* _Problem_:
Write out the listing exactly as it is given.

* _Figure collection entries_:
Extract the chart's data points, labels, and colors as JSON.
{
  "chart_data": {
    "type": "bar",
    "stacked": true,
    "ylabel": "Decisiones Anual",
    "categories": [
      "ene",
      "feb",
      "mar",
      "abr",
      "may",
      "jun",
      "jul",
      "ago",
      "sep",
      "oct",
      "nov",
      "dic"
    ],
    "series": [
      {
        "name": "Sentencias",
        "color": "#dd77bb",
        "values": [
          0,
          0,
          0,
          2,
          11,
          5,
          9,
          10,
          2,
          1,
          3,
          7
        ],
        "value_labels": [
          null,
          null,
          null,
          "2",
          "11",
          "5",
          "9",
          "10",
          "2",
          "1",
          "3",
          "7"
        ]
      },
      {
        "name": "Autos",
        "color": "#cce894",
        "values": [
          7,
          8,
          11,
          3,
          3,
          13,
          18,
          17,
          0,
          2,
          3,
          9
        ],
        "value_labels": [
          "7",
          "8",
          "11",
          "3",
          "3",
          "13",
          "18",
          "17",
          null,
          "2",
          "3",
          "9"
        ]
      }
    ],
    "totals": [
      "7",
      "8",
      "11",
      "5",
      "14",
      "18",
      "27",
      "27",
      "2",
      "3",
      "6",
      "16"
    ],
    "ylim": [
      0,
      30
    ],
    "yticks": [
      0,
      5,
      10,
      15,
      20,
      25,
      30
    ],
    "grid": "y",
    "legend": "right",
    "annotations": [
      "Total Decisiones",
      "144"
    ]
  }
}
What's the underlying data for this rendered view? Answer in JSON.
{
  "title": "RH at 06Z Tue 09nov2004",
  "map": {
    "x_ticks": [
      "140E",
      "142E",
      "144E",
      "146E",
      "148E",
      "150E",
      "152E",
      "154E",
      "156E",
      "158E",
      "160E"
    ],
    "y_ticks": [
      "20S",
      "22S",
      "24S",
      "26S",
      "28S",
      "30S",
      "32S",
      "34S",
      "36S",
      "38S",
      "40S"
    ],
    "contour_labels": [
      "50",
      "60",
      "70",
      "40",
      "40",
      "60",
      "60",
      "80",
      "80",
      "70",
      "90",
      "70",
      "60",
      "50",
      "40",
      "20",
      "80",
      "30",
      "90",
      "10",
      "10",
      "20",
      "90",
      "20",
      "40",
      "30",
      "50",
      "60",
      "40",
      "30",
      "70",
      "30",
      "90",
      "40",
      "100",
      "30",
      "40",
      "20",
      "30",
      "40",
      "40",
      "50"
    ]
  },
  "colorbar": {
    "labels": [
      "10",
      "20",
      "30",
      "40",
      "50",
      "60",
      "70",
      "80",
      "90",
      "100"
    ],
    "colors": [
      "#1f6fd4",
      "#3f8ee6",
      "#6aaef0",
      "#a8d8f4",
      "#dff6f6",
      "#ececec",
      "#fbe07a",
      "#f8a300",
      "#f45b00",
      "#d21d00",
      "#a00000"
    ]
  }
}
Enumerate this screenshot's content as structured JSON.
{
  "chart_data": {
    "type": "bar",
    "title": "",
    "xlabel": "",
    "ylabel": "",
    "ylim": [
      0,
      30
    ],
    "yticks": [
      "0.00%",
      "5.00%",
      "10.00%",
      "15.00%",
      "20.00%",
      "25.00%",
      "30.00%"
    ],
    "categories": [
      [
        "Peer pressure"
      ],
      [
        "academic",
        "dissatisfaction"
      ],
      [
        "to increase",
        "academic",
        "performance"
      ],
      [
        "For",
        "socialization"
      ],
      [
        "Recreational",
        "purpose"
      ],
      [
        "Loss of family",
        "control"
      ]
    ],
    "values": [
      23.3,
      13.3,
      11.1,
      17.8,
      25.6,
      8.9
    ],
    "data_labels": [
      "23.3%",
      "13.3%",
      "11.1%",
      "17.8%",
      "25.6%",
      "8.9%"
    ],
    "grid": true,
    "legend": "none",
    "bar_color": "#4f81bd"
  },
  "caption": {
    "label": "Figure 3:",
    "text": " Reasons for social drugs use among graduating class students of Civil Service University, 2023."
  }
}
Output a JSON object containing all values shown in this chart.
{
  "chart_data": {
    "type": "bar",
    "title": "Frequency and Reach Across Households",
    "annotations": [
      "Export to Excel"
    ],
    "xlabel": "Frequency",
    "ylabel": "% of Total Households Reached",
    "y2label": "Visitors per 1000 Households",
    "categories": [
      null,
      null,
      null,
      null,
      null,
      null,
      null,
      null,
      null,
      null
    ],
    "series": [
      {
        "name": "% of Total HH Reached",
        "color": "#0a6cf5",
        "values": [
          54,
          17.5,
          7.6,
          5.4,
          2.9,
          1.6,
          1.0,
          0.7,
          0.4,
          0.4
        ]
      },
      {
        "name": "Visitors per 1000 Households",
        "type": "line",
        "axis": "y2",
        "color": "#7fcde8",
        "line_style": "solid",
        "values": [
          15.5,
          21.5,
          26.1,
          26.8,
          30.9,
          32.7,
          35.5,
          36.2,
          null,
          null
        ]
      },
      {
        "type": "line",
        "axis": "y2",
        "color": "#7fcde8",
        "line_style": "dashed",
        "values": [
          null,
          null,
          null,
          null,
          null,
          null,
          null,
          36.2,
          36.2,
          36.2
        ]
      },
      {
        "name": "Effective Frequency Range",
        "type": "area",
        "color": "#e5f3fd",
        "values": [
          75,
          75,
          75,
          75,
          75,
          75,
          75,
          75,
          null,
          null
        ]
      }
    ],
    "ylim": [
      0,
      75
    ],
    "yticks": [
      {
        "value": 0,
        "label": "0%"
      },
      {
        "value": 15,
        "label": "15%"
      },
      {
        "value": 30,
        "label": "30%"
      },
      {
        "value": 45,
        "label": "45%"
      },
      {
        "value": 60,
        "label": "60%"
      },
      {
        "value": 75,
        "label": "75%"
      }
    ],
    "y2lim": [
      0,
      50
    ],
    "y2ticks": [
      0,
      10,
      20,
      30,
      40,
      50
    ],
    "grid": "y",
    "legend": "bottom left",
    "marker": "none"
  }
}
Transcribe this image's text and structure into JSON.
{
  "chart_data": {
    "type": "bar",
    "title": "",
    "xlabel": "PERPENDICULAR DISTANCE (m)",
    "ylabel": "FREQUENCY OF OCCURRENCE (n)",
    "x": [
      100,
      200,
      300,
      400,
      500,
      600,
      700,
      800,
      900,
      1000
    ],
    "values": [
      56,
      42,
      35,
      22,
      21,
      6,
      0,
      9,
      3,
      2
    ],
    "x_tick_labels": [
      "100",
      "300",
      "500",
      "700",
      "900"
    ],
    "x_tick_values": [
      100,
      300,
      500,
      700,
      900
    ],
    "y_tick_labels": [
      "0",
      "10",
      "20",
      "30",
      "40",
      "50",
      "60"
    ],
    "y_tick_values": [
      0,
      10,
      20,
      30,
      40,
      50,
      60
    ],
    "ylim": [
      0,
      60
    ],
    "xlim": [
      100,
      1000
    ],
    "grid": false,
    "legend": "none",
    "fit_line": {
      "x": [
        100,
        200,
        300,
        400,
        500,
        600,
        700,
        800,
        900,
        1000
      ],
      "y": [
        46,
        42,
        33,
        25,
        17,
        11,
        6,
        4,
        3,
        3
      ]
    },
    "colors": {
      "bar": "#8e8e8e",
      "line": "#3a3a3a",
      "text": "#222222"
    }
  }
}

* _Correct result_:
Extract the chart's data points, labels, and colors as JSON.
{
  "chart_data": {
    "type": "bar",
    "stacked": true,
    "ylabel": "Decisiones Anual",
    "categories": [
      "ene",
      "feb",
      "mar",
      "abr",
      "may",
      "jun",
      "jul",
      "ago",
      "sep",
      "oct",
      "nov",
      "dic"
    ],
    "series": [
      {
        "name": "Sentencias",
        "color": "#dd77bb",
        "values": [
          0,
          0,
          0,
          2,
          11,
          5,
          9,
          10,
          2,
          1,
          3,
          7
        ],
        "value_labels": [
          null,
          null,
          null,
          "2",
          "11",
          "5",
          "9",
          "10",
          "2",
          "1",
          "3",
          "7"
        ]
      },
      {
        "name": "Autos",
        "color": "#cce894",
        "values": [
          7,
          8,
          11,
          3,
          3,
          13,
          18,
          17,
          0,
          2,
          3,
          9
        ],
        "value_labels": [
          "7",
          "8",
          "11",
          "3",
          "3",
          "13",
          "18",
          "17",
          null,
          "2",
          "3",
          "9"
        ]
      }
    ],
    "totals": [
      "7",
      "8",
      "11",
      "5",
      "14",
      "18",
      "27",
      "27",
      "2",
      "3",
      "6",
      "16"
    ],
    "ylim": [
      0,
      30
    ],
    "yticks": [
      0,
      5,
      10,
      15,
      20,
      25,
      30
    ],
    "grid": "y",
    "legend": "right",
    "annotations": [
      "Total Decisiones",
      "144"
    ]
  }
}
What's the underlying data for this rendered view? Answer in JSON.
{
  "title": "RH at 06Z Tue 09nov2004",
  "map": {
    "x_ticks": [
      "140E",
      "142E",
      "144E",
      "146E",
      "148E",
      "150E",
      "152E",
      "154E",
      "156E",
      "158E",
      "160E"
    ],
    "y_ticks": [
      "20S",
      "22S",
      "24S",
      "26S",
      "28S",
      "30S",
      "32S",
      "34S",
      "36S",
      "38S",
      "40S"
    ],
    "contour_labels": [
      "50",
      "60",
      "70",
      "40",
      "40",
      "60",
      "60",
      "80",
      "80",
      "70",
      "90",
      "70",
      "60",
      "50",
      "40",
      "20",
      "80",
      "30",
      "90",
      "10",
      "10",
      "20",
      "90",
      "20",
      "40",
      "30",
      "50",
      "60",
      "40",
      "30",
      "70",
      "30",
      "90",
      "40",
      "100",
      "30",
      "40",
      "20",
      "30",
      "40",
      "40",
      "50"
    ]
  },
  "colorbar": {
    "labels": [
      "10",
      "20",
      "30",
      "40",
      "50",
      "60",
      "70",
      "80",
      "90",
      "100"
    ],
    "colors": [
      "#1f6fd4",
      "#3f8ee6",
      "#6aaef0",
      "#a8d8f4",
      "#dff6f6",
      "#ececec",
      "#fbe07a",
      "#f8a300",
      "#f45b00",
      "#d21d00",
      "#a00000"
    ]
  }
}
Enumerate this screenshot's content as structured JSON.
{
  "chart_data": {
    "type": "bar",
    "title": "",
    "xlabel": "",
    "ylabel": "",
    "ylim": [
      0,
      30
    ],
    "yticks": [
      "0.00%",
      "5.00%",
      "10.00%",
      "15.00%",
      "20.00%",
      "25.00%",
      "30.00%"
    ],
    "categories": [
      [
        "Peer pressure"
      ],
      [
        "academic",
        "dissatisfaction"
      ],
      [
        "to increase",
        "academic",
        "performance"
      ],
      [
        "For",
        "socialization"
      ],
      [
        "Recreational",
        "purpose"
      ],
      [
        "Loss of family",
        "control"
      ]
    ],
    "values": [
      23.3,
      13.3,
      11.1,
      17.8,
      25.6,
      8.9
    ],
    "data_labels": [
      "23.3%",
      "13.3%",
      "11.1%",
      "17.8%",
      "25.6%",
      "8.9%"
    ],
    "grid": true,
    "legend": "none",
    "bar_color": "#4f81bd"
  },
  "caption": {
    "label": "Figure 3:",
    "text": " Reasons for social drugs use among graduating class students of Civil Service University, 2023."
  }
}
Output a JSON object containing all values shown in this chart.
{
  "chart_data": {
    "type": "bar",
    "title": "Frequency and Reach Across Households",
    "annotations": [
      "Export to Excel"
    ],
    "xlabel": "Frequency",
    "ylabel": "% of Total Households Reached",
    "y2label": "Visitors per 1000 Households",
    "categories": [
      null,
      null,
      null,
      null,
      null,
      null,
      null,
      null,
      null,
      null
    ],
    "series": [
      {
        "name": "% of Total HH Reached",
        "color": "#0a6cf5",
        "values": [
          54,
          17.5,
          7.6,
          5.4,
          2.9,
          1.6,
          1.0,
          0.7,
          0.4,
          0.4
        ]
      },
      {
        "name": "Visitors per 1000 Households",
        "type": "line",
        "axis": "y2",
        "color": "#7fcde8",
        "line_style": "solid",
        "values": [
          15.5,
          21.5,
          26.1,
          26.8,
          30.9,
          32.7,
          35.5,
          36.2,
          null,
          null
        ]
      },
      {
        "type": "line",
        "axis": "y2",
        "color": "#7fcde8",
        "line_style": "dashed",
        "values": [
          null,
          null,
          null,
          null,
          null,
          null,
          null,
          36.2,
          36.2,
          36.2
        ]
      },
      {
        "name": "Effective Frequency Range",
        "type": "area",
        "color": "#e5f3fd",
        "values": [
          75,
          75,
          75,
          75,
          75,
          75,
          75,
          75,
          null,
          null
        ]
      }
    ],
    "ylim": [
      0,
      75
    ],
    "yticks": [
      {
        "value": 0,
        "label": "0%"
      },
      {
        "value": 15,
        "label": "15%"
      },
      {
        "value": 30,
        "label": "30%"
      },
      {
        "value": 45,
        "label": "45%"
      },
      {
        "value": 60,
        "label": "60%"
      },
      {
        "value": 75,
        "label": "75%"
      }
    ],
    "y2lim": [
      0,
      50
    ],
    "y2ticks": [
      0,
      10,
      20,
      30,
      40,
      50
    ],
    "grid": "y",
    "legend": "bottom left",
    "marker": "none"
  }
}
Transcribe this image's text and structure into JSON.
{
  "chart_data": {
    "type": "bar",
    "title": "",
    "xlabel": "PERPENDICULAR DISTANCE (m)",
    "ylabel": "FREQUENCY OF OCCURRENCE (n)",
    "x": [
      100,
      200,
      300,
      400,
      500,
      600,
      700,
      800,
      900,
      1000
    ],
    "values": [
      56,
      42,
      35,
      22,
      21,
      6,
      0,
      9,
      3,
      2
    ],
    "x_tick_labels": [
      "100",
      "300",
      "500",
      "700",
      "900"
    ],
    "x_tick_values": [
      100,
      300,
      500,
      700,
      900
    ],
    "y_tick_labels": [
      "0",
      "10",
      "20",
      "30",
      "40",
      "50",
      "60"
    ],
    "y_tick_values": [
      0,
      10,
      20,
      30,
      40,
      50,
      60
    ],
    "ylim": [
      0,
      60
    ],
    "xlim": [
      100,
      1000
    ],
    "grid": false,
    "legend": "none",
    "fit_line": {
      "x": [
        100,
        200,
        300,
        400,
        500,
        600,
        700,
        800,
        900,
        1000
      ],
      "y": [
        46,
        42,
        33,
        25,
        17,
        11,
        6,
        4,
        3,
        3
      ]
    },
    "colors": {
      "bar": "#8e8e8e",
      "line": "#3a3a3a",
      "text": "#222222"
    }
  }
}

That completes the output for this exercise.